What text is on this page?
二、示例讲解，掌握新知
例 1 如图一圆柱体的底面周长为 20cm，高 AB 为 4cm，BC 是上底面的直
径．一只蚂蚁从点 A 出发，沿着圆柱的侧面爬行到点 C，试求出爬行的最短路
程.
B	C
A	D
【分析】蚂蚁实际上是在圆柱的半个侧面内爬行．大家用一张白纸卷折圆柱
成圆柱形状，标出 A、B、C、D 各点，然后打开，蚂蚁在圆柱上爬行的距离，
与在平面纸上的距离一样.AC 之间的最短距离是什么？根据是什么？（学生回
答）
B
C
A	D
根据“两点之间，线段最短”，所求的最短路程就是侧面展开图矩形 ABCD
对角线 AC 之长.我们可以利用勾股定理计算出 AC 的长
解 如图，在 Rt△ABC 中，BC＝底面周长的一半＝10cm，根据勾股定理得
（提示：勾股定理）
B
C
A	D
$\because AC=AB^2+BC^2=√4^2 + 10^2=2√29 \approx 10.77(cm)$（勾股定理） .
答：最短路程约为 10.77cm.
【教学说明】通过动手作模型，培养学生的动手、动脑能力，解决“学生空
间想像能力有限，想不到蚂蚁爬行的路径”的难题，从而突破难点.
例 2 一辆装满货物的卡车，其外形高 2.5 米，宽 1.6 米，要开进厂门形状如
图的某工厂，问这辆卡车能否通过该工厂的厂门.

····················

Goal :: Restate the whole listing exactly.

Complete answer ::
What text is on this page?
二、示例讲解，掌握新知
例 1 如图一圆柱体的底面周长为 20cm，高 AB 为 4cm，BC 是上底面的直
径．一只蚂蚁从点 A 出发，沿着圆柱的侧面爬行到点 C，试求出爬行的最短路
程.
B	C
A	D
【分析】蚂蚁实际上是在圆柱的半个侧面内爬行．大家用一张白纸卷折圆柱
成圆柱形状，标出 A、B、C、D 各点，然后打开，蚂蚁在圆柱上爬行的距离，
与在平面纸上的距离一样.AC 之间的最短距离是什么？根据是什么？（学生回
答）
B
C
A	D
根据“两点之间，线段最短”，所求的最短路程就是侧面展开图矩形 ABCD
对角线 AC 之长.我们可以利用勾股定理计算出 AC 的长
解 如图，在 Rt△ABC 中，BC＝底面周长的一半＝10cm，根据勾股定理得
（提示：勾股定理）
B
C
A	D
$\because AC=AB^2+BC^2=√4^2 + 10^2=2√29 \approx 10.77(cm)$（勾股定理） .
答：最短路程约为 10.77cm.
【教学说明】通过动手作模型，培养学生的动手、动脑能力，解决“学生空
间想像能力有限，想不到蚂蚁爬行的路径”的难题，从而突破难点.
例 2 一辆装满货物的卡车，其外形高 2.5 米，宽 1.6 米，要开进厂门形状如
图的某工厂，问这辆卡车能否通过该工厂的厂门.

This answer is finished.